What you should do:
Scan the lines below for the word "odourants". Copy each line you find it in.

Records for this task:
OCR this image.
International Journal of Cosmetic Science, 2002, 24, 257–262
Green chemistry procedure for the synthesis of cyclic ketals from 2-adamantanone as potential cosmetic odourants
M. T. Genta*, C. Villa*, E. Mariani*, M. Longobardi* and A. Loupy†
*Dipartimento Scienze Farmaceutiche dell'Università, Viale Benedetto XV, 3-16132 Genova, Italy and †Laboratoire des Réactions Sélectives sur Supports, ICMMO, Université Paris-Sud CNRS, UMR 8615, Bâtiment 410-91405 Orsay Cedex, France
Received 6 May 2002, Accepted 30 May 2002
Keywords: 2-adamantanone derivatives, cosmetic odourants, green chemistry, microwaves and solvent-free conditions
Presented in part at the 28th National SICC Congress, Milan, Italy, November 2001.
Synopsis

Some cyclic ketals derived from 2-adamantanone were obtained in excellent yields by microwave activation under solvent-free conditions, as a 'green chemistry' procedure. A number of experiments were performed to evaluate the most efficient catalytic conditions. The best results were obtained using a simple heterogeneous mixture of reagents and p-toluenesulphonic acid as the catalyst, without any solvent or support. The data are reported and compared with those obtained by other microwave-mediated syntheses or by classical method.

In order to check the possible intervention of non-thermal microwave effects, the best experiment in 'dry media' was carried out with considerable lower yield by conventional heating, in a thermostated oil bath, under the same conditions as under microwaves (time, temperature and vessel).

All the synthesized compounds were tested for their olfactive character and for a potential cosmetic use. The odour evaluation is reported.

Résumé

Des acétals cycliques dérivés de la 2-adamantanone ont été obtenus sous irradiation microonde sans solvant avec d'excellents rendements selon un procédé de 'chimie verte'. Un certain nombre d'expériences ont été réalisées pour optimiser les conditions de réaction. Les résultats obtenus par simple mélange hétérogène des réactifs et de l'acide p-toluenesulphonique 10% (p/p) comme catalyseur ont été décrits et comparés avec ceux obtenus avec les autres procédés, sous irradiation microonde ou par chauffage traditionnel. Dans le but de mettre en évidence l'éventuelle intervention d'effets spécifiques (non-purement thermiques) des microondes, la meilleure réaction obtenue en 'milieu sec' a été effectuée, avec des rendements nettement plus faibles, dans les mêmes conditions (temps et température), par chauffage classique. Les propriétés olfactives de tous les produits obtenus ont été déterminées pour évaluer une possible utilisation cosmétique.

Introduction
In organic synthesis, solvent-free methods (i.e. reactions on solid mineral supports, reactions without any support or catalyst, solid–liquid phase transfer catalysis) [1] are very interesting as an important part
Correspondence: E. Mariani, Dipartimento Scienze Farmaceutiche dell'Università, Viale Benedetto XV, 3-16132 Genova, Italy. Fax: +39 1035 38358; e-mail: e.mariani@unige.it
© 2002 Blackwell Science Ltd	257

* * *

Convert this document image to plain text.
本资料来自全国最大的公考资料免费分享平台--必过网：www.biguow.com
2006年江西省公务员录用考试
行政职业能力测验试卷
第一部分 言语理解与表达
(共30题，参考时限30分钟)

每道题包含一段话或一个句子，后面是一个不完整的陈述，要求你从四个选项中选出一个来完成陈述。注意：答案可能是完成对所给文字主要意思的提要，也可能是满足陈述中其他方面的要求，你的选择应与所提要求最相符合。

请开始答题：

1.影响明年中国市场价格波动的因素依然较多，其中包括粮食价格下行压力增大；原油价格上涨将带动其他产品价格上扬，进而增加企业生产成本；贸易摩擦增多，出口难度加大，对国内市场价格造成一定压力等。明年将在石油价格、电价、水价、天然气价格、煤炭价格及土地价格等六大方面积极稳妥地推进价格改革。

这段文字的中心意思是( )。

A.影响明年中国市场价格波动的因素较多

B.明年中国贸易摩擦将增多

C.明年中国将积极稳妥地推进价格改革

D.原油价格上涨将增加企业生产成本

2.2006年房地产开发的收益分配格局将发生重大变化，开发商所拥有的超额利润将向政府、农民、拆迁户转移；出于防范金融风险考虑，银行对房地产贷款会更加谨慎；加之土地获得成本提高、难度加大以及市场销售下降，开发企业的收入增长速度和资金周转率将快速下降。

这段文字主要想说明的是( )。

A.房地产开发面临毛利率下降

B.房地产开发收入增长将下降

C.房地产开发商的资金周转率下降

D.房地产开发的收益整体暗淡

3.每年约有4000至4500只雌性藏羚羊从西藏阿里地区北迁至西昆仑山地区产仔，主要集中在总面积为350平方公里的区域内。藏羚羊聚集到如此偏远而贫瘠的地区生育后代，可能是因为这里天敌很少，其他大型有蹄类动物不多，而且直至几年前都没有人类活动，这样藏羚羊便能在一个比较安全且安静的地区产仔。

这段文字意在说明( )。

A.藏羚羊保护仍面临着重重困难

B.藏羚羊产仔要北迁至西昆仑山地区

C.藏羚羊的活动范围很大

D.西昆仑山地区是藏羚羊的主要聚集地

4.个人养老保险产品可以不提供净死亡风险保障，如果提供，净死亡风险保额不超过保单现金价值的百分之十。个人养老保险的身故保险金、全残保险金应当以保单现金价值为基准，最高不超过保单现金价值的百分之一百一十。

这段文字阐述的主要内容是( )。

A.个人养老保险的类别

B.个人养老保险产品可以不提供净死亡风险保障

Solution to this task:
Green chemistry procedure for the synthesis of cyclic ketals from 2-adamantanone as potential cosmetic odourants
Keywords: 2-adamantanone derivatives, cosmetic odourants, green chemistry, microwaves and solvent-free conditions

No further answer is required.